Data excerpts

○ ○ ○ ○ ○

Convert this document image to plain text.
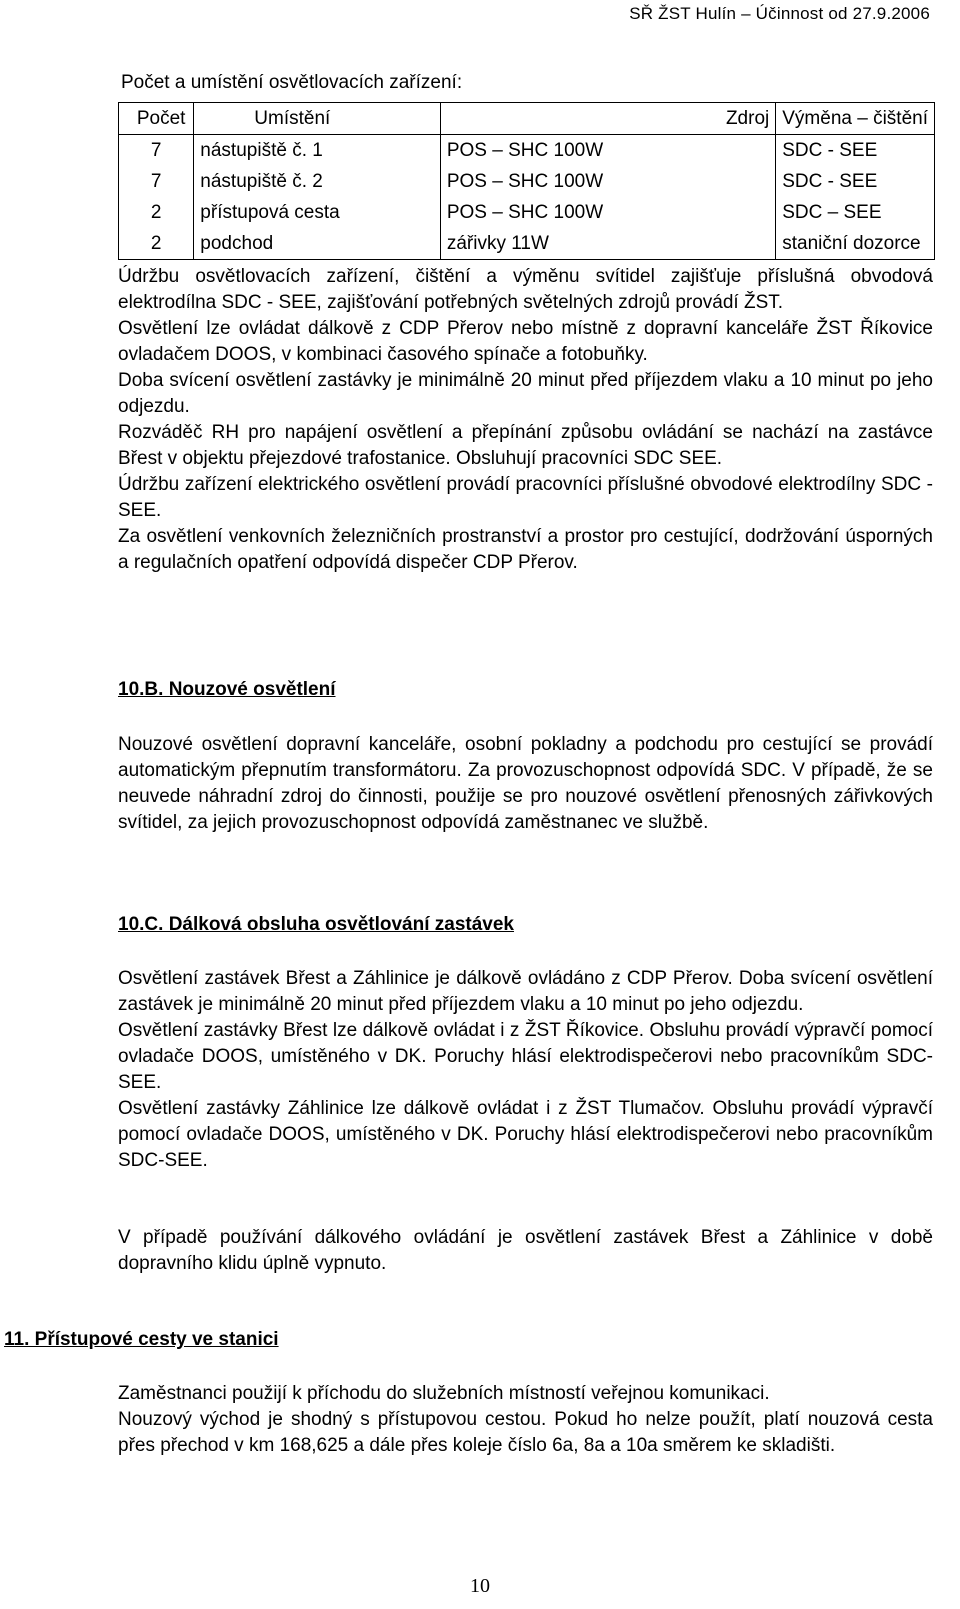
SŘ ŽST Hulín – Účinnost od 27.9.2006
Počet a umístění osvětlovacích zařízení:
Počet	Umístění	Zdroj	Výměna – čištění
7	nástupiště č. 1	POS – SHC 100W	SDC - SEE
7	nástupiště č. 2	POS – SHC 100W	SDC - SEE
2	přístupová cesta	POS – SHC 100W	SDC – SEE
2	podchod	zářivky 11W	staniční dozorce

Údržbu osvětlovacích zařízení, čištění a výměnu svítidel zajišťuje příslušná obvodová elektrodílna SDC - SEE, zajišťování potřebných světelných zdrojů provádí ŽST.

Osvětlení lze ovládat dálkově z CDP Přerov nebo místně z dopravní kanceláře ŽST Říkovice ovladačem DOOS, v kombinaci časového spínače a fotobuňky.

Doba svícení osvětlení zastávky je minimálně 20 minut před příjezdem vlaku a 10 minut po jeho odjezdu.

Rozváděč RH pro napájení osvětlení a přepínání způsobu ovládání se nachází na zastávce Břest v objektu přejezdové trafostanice. Obsluhují pracovníci SDC SEE.

Údržbu zařízení elektrického osvětlení provádí pracovníci příslušné obvodové elektrodílny SDC - SEE.

Za osvětlení venkovních železničních prostranství a prostor pro cestující, dodržování úsporných a regulačních opatření odpovídá dispečer CDP Přerov.

10.B. Nouzové osvětlení

Nouzové osvětlení dopravní kanceláře, osobní pokladny a podchodu pro cestující se provádí automatickým přepnutím transformátoru. Za provozuschopnost odpovídá SDC. V případě, že se neuvede náhradní zdroj do činnosti, použije se pro nouzové osvětlení přenosných zářivkových svítidel, za jejich provozuschopnost odpovídá zaměstnanec ve službě.

10.C. Dálková obsluha osvětlování zastávek

Osvětlení zastávek Břest a Záhlinice je dálkově ovládáno z CDP Přerov. Doba svícení osvětlení zastávek je minimálně 20 minut před příjezdem vlaku a 10 minut po jeho odjezdu.

Osvětlení zastávky Břest lze dálkově ovládat i z ŽST Říkovice. Obsluhu provádí výpravčí pomocí ovladače DOOS, umístěného v DK. Poruchy hlásí elektrodispečerovi nebo pracovníkům SDC-SEE.

Osvětlení zastávky Záhlinice lze dálkově ovládat i z ŽST Tlumačov. Obsluhu provádí výpravčí pomocí ovladače DOOS, umístěného v DK. Poruchy hlásí elektrodispečerovi nebo pracovníkům SDC-SEE.

V případě používání dálkového ovládání je osvětlení zastávek Břest a Záhlinice v době dopravního klidu úplně vypnuto.

11. Přístupové cesty ve stanici

Zaměstnanci použijí k příchodu do služebních místností veřejnou komunikaci.

Nouzový východ je shodný s přístupovou cestou. Pokud ho nelze použít, platí nouzová cesta přes přechod v km 168,625 a dále přes koleje číslo 6a, 8a a 10a směrem ke skladišti.

10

○ ○ ○ ○ ○

Exactly as written, return every line of the listing, but not the pictures.

Convert this document image to plain text.
SŘ ŽST Hulín – Účinnost od 27.9.2006
Počet a umístění osvětlovacích zařízení:
Počet	Umístění	Zdroj	Výměna – čištění
7	nástupiště č. 1	POS – SHC 100W	SDC - SEE
7	nástupiště č. 2	POS – SHC 100W	SDC - SEE
2	přístupová cesta	POS – SHC 100W	SDC – SEE
2	podchod	zářivky 11W	staniční dozorce

Údržbu osvětlovacích zařízení, čištění a výměnu svítidel zajišťuje příslušná obvodová elektrodílna SDC - SEE, zajišťování potřebných světelných zdrojů provádí ŽST.

Osvětlení lze ovládat dálkově z CDP Přerov nebo místně z dopravní kanceláře ŽST Říkovice ovladačem DOOS, v kombinaci časového spínače a fotobuňky.

Doba svícení osvětlení zastávky je minimálně 20 minut před příjezdem vlaku a 10 minut po jeho odjezdu.

Rozváděč RH pro napájení osvětlení a přepínání způsobu ovládání se nachází na zastávce Břest v objektu přejezdové trafostanice. Obsluhují pracovníci SDC SEE.

Údržbu zařízení elektrického osvětlení provádí pracovníci příslušné obvodové elektrodílny SDC - SEE.

Za osvětlení venkovních železničních prostranství a prostor pro cestující, dodržování úsporných a regulačních opatření odpovídá dispečer CDP Přerov.

10.B. Nouzové osvětlení

Nouzové osvětlení dopravní kanceláře, osobní pokladny a podchodu pro cestující se provádí automatickým přepnutím transformátoru. Za provozuschopnost odpovídá SDC. V případě, že se neuvede náhradní zdroj do činnosti, použije se pro nouzové osvětlení přenosných zářivkových svítidel, za jejich provozuschopnost odpovídá zaměstnanec ve službě.

10.C. Dálková obsluha osvětlování zastávek

Osvětlení zastávek Břest a Záhlinice je dálkově ovládáno z CDP Přerov. Doba svícení osvětlení zastávek je minimálně 20 minut před příjezdem vlaku a 10 minut po jeho odjezdu.

Osvětlení zastávky Břest lze dálkově ovládat i z ŽST Říkovice. Obsluhu provádí výpravčí pomocí ovladače DOOS, umístěného v DK. Poruchy hlásí elektrodispečerovi nebo pracovníkům SDC-SEE.

Osvětlení zastávky Záhlinice lze dálkově ovládat i z ŽST Tlumačov. Obsluhu provádí výpravčí pomocí ovladače DOOS, umístěného v DK. Poruchy hlásí elektrodispečerovi nebo pracovníkům SDC-SEE.

V případě používání dálkového ovládání je osvětlení zastávek Břest a Záhlinice v době dopravního klidu úplně vypnuto.

11. Přístupové cesty ve stanici

Zaměstnanci použijí k příchodu do služebních místností veřejnou komunikaci.

Nouzový východ je shodný s přístupovou cestou. Pokud ho nelze použít, platí nouzová cesta přes přechod v km 168,625 a dále přes koleje číslo 6a, 8a a 10a směrem ke skladišti.

10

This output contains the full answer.